Written instruction: Quote the records in full and leave their pictures out.

>> Start

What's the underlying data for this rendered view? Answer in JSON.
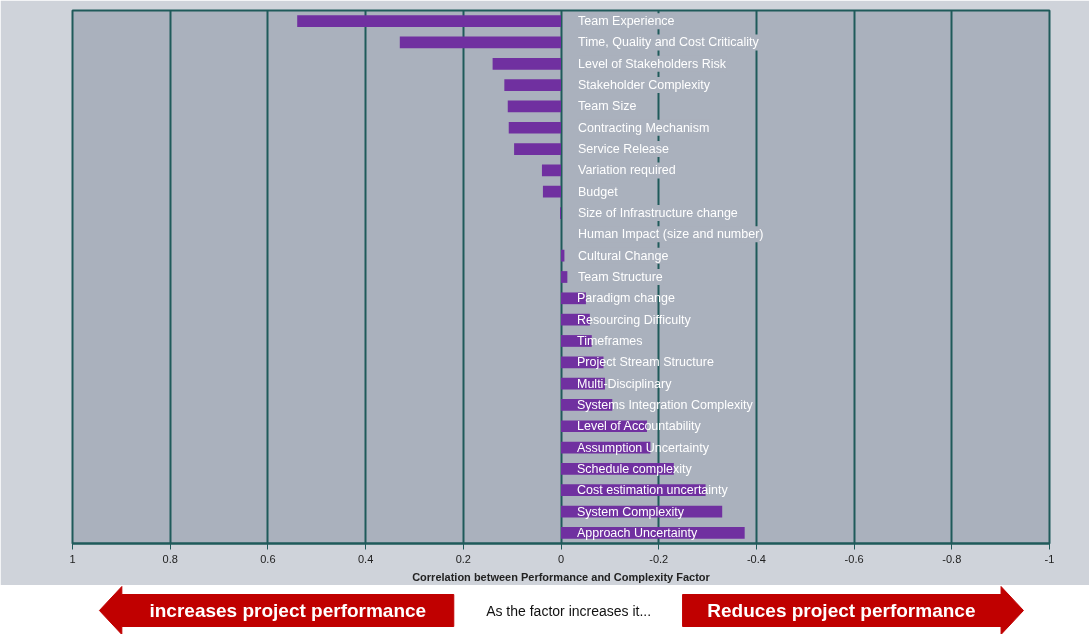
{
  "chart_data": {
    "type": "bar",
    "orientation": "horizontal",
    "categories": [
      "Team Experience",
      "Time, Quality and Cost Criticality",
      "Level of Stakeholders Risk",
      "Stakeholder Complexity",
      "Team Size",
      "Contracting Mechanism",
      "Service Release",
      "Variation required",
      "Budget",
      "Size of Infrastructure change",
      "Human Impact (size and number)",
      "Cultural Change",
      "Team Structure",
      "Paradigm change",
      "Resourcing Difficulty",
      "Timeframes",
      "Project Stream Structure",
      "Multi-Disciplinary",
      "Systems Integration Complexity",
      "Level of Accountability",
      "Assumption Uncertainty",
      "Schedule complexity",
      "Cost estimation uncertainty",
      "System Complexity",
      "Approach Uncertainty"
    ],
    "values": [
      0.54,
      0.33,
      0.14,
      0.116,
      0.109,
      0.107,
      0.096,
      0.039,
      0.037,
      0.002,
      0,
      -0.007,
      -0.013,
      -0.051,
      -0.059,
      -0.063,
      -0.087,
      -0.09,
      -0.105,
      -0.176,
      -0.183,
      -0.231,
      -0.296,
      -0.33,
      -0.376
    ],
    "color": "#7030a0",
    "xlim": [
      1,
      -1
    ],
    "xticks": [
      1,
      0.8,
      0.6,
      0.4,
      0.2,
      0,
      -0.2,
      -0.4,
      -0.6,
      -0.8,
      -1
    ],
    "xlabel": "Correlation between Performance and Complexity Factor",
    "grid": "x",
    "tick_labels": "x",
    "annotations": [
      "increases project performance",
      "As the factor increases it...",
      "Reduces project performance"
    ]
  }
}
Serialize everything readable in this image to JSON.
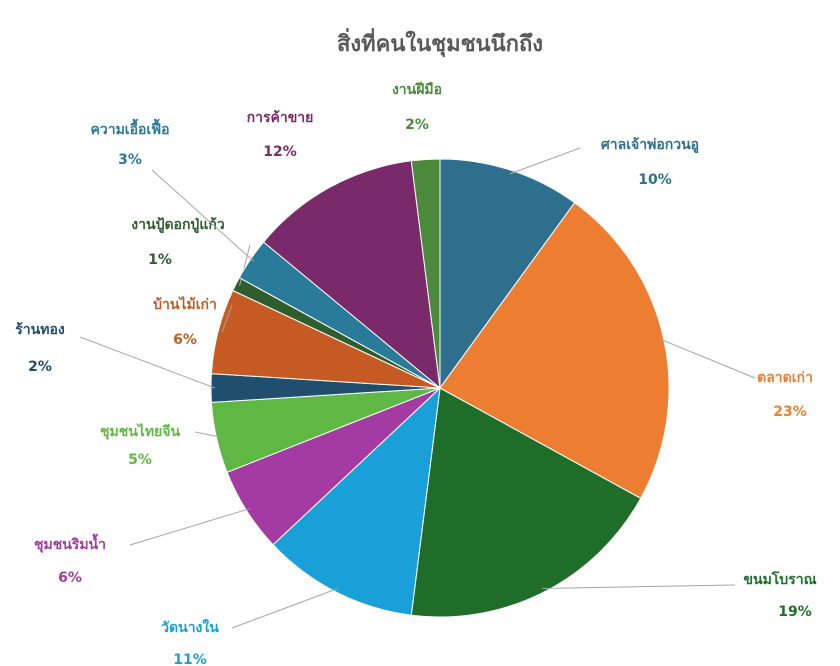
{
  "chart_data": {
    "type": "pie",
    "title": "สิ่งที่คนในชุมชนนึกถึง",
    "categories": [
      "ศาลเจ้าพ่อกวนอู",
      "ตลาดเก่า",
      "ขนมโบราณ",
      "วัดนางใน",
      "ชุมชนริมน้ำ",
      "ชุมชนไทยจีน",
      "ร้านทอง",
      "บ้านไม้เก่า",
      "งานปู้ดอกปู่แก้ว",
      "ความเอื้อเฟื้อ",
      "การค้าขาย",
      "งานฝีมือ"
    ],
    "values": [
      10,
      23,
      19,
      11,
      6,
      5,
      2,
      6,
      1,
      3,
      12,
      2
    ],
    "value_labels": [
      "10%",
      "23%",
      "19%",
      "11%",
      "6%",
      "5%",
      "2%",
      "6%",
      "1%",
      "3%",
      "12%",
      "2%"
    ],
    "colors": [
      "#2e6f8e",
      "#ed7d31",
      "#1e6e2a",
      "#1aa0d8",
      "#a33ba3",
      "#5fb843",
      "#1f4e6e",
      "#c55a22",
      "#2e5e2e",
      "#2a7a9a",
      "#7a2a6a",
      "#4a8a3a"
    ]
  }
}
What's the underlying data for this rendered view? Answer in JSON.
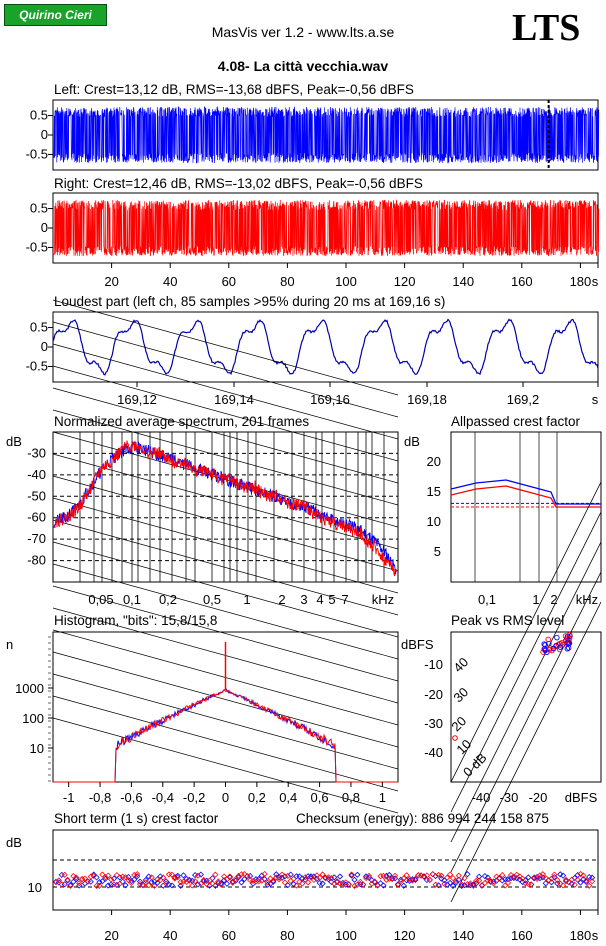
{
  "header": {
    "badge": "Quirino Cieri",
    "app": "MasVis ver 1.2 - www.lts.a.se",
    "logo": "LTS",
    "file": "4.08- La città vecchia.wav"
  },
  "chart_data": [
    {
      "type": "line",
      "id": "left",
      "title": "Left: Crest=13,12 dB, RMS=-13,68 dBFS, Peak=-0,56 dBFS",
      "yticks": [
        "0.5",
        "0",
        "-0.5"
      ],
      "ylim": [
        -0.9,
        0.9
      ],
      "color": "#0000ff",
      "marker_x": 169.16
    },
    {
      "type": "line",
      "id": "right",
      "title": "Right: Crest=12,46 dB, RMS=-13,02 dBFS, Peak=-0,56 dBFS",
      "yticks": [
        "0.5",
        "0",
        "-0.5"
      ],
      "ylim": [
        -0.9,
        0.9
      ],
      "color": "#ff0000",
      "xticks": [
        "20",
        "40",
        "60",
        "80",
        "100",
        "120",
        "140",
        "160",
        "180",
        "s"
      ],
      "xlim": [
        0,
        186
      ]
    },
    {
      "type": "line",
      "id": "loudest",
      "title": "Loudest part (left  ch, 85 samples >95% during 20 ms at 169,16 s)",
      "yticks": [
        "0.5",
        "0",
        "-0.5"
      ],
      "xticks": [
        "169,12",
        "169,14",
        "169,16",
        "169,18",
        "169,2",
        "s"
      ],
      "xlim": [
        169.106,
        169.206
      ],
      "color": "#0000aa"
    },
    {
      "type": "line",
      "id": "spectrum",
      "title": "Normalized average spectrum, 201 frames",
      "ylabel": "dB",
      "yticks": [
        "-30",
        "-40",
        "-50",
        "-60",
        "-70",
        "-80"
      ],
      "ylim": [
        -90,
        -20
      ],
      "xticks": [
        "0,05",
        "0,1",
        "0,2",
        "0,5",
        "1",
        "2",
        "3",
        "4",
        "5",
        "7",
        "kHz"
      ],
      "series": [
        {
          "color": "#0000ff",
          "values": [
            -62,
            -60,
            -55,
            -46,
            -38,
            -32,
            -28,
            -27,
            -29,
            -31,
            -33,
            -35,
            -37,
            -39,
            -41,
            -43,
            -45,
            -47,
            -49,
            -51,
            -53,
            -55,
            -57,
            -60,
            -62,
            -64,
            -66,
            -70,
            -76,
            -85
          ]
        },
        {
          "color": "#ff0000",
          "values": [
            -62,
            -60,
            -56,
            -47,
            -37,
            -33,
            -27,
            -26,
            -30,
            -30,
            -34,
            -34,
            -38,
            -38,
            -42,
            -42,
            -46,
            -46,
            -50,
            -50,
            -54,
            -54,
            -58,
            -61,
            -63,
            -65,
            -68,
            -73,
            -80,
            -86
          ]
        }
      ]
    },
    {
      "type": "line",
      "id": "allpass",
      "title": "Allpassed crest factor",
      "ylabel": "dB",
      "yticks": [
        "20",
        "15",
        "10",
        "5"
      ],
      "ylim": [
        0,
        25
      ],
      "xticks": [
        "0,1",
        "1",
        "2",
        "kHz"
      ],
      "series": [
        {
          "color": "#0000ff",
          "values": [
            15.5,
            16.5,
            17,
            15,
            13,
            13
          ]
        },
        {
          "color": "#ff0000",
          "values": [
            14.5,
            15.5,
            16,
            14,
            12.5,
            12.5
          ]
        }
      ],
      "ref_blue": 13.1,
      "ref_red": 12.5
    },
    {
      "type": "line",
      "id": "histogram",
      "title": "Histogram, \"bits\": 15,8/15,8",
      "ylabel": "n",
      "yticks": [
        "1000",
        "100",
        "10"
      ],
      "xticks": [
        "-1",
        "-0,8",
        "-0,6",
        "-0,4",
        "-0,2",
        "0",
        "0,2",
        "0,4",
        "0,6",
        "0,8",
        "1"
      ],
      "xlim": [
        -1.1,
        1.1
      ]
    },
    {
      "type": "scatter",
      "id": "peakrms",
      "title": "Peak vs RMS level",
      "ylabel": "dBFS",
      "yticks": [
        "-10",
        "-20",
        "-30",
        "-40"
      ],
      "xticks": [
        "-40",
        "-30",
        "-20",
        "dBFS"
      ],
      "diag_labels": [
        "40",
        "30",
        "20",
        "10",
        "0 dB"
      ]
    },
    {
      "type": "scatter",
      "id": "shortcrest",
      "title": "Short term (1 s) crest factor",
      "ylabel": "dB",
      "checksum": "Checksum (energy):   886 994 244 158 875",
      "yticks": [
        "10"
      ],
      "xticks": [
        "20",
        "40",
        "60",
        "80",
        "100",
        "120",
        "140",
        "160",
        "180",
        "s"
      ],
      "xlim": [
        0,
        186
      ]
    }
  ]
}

>> End

Task output:
What's the underlying data for this rendered view? Answer in JSON.
{
  "chart_data": {
    "type": "bar",
    "orientation": "horizontal",
    "categories": [
      "Team Experience",
      "Time, Quality and Cost Criticality",
      "Level of Stakeholders Risk",
      "Stakeholder Complexity",
      "Team Size",
      "Contracting Mechanism",
      "Service Release",
      "Variation required",
      "Budget",
      "Size of Infrastructure change",
      "Human Impact (size and number)",
      "Cultural Change",
      "Team Structure",
      "Paradigm change",
      "Resourcing Difficulty",
      "Timeframes",
      "Project Stream Structure",
      "Multi-Disciplinary",
      "Systems Integration Complexity",
      "Level of Accountability",
      "Assumption Uncertainty",
      "Schedule complexity",
      "Cost estimation uncertainty",
      "System Complexity",
      "Approach Uncertainty"
    ],
    "values": [
      0.54,
      0.33,
      0.14,
      0.116,
      0.109,
      0.107,
      0.096,
      0.039,
      0.037,
      0.002,
      0,
      -0.007,
      -0.013,
      -0.051,
      -0.059,
      -0.063,
      -0.087,
      -0.09,
      -0.105,
      -0.176,
      -0.183,
      -0.231,
      -0.296,
      -0.33,
      -0.376
    ],
    "color": "#7030a0",
    "xlim": [
      1,
      -1
    ],
    "xticks": [
      1,
      0.8,
      0.6,
      0.4,
      0.2,
      0,
      -0.2,
      -0.4,
      -0.6,
      -0.8,
      -1
    ],
    "xlabel": "Correlation between Performance and Complexity Factor",
    "grid": "x",
    "tick_labels": "x",
    "annotations": [
      "increases project performance",
      "As the factor increases it...",
      "Reduces project performance"
    ]
  }
}
Serialize everything readable in this image to JSON.
{
  "chart_data": {
    "type": "pie",
    "title": "สิ่งที่คนในชุมชนนึกถึง",
    "categories": [
      "ศาลเจ้าพ่อกวนอู",
      "ตลาดเก่า",
      "ขนมโบราณ",
      "วัดนางใน",
      "ชุมชนริมน้ำ",
      "ชุมชนไทยจีน",
      "ร้านทอง",
      "บ้านไม้เก่า",
      "งานปู้ดอกปู่แก้ว",
      "ความเอื้อเฟื้อ",
      "การค้าขาย",
      "งานฝีมือ"
    ],
    "values": [
      10,
      23,
      19,
      11,
      6,
      5,
      2,
      6,
      1,
      3,
      12,
      2
    ],
    "value_labels": [
      "10%",
      "23%",
      "19%",
      "11%",
      "6%",
      "5%",
      "2%",
      "6%",
      "1%",
      "3%",
      "12%",
      "2%"
    ],
    "colors": [
      "#2e6f8e",
      "#ed7d31",
      "#1e6e2a",
      "#1aa0d8",
      "#a33ba3",
      "#5fb843",
      "#1f4e6e",
      "#c55a22",
      "#2e5e2e",
      "#2a7a9a",
      "#7a2a6a",
      "#4a8a3a"
    ]
  }
}
What's the underlying data for this rendered view? Answer in JSON.
{
  "header": {
    "badge": "Quirino Cieri",
    "app": "MasVis ver 1.2 - www.lts.a.se",
    "logo": "LTS",
    "file": "4.08- La città vecchia.wav"
  },
  "chart_data": [
    {
      "type": "line",
      "id": "left",
      "title": "Left: Crest=13,12 dB, RMS=-13,68 dBFS, Peak=-0,56 dBFS",
      "yticks": [
        "0.5",
        "0",
        "-0.5"
      ],
      "ylim": [
        -0.9,
        0.9
      ],
      "color": "#0000ff",
      "marker_x": 169.16
    },
    {
      "type": "line",
      "id": "right",
      "title": "Right: Crest=12,46 dB, RMS=-13,02 dBFS, Peak=-0,56 dBFS",
      "yticks": [
        "0.5",
        "0",
        "-0.5"
      ],
      "ylim": [
        -0.9,
        0.9
      ],
      "color": "#ff0000",
      "xticks": [
        "20",
        "40",
        "60",
        "80",
        "100",
        "120",
        "140",
        "160",
        "180",
        "s"
      ],
      "xlim": [
        0,
        186
      ]
    },
    {
      "type": "line",
      "id": "loudest",
      "title": "Loudest part (left  ch, 85 samples >95% during 20 ms at 169,16 s)",
      "yticks": [
        "0.5",
        "0",
        "-0.5"
      ],
      "xticks": [
        "169,12",
        "169,14",
        "169,16",
        "169,18",
        "169,2",
        "s"
      ],
      "xlim": [
        169.106,
        169.206
      ],
      "color": "#0000aa"
    },
    {
      "type": "line",
      "id": "spectrum",
      "title": "Normalized average spectrum, 201 frames",
      "ylabel": "dB",
      "yticks": [
        "-30",
        "-40",
        "-50",
        "-60",
        "-70",
        "-80"
      ],
      "ylim": [
        -90,
        -20
      ],
      "xticks": [
        "0,05",
        "0,1",
        "0,2",
        "0,5",
        "1",
        "2",
        "3",
        "4",
        "5",
        "7",
        "kHz"
      ],
      "series": [
        {
          "color": "#0000ff",
          "values": [
            -62,
            -60,
            -55,
            -46,
            -38,
            -32,
            -28,
            -27,
            -29,
            -31,
            -33,
            -35,
            -37,
            -39,
            -41,
            -43,
            -45,
            -47,
            -49,
            -51,
            -53,
            -55,
            -57,
            -60,
            -62,
            -64,
            -66,
            -70,
            -76,
            -85
          ]
        },
        {
          "color": "#ff0000",
          "values": [
            -62,
            -60,
            -56,
            -47,
            -37,
            -33,
            -27,
            -26,
            -30,
            -30,
            -34,
            -34,
            -38,
            -38,
            -42,
            -42,
            -46,
            -46,
            -50,
            -50,
            -54,
            -54,
            -58,
            -61,
            -63,
            -65,
            -68,
            -73,
            -80,
            -86
          ]
        }
      ]
    },
    {
      "type": "line",
      "id": "allpass",
      "title": "Allpassed crest factor",
      "ylabel": "dB",
      "yticks": [
        "20",
        "15",
        "10",
        "5"
      ],
      "ylim": [
        0,
        25
      ],
      "xticks": [
        "0,1",
        "1",
        "2",
        "kHz"
      ],
      "series": [
        {
          "color": "#0000ff",
          "values": [
            15.5,
            16.5,
            17,
            15,
            13,
            13
          ]
        },
        {
          "color": "#ff0000",
          "values": [
            14.5,
            15.5,
            16,
            14,
            12.5,
            12.5
          ]
        }
      ],
      "ref_blue": 13.1,
      "ref_red": 12.5
    },
    {
      "type": "line",
      "id": "histogram",
      "title": "Histogram, \"bits\": 15,8/15,8",
      "ylabel": "n",
      "yticks": [
        "1000",
        "100",
        "10"
      ],
      "xticks": [
        "-1",
        "-0,8",
        "-0,6",
        "-0,4",
        "-0,2",
        "0",
        "0,2",
        "0,4",
        "0,6",
        "0,8",
        "1"
      ],
      "xlim": [
        -1.1,
        1.1
      ]
    },
    {
      "type": "scatter",
      "id": "peakrms",
      "title": "Peak vs RMS level",
      "ylabel": "dBFS",
      "yticks": [
        "-10",
        "-20",
        "-30",
        "-40"
      ],
      "xticks": [
        "-40",
        "-30",
        "-20",
        "dBFS"
      ],
      "diag_labels": [
        "40",
        "30",
        "20",
        "10",
        "0 dB"
      ]
    },
    {
      "type": "scatter",
      "id": "shortcrest",
      "title": "Short term (1 s) crest factor",
      "ylabel": "dB",
      "checksum": "Checksum (energy):   886 994 244 158 875",
      "yticks": [
        "10"
      ],
      "xticks": [
        "20",
        "40",
        "60",
        "80",
        "100",
        "120",
        "140",
        "160",
        "180",
        "s"
      ],
      "xlim": [
        0,
        186
      ]
    }
  ]
}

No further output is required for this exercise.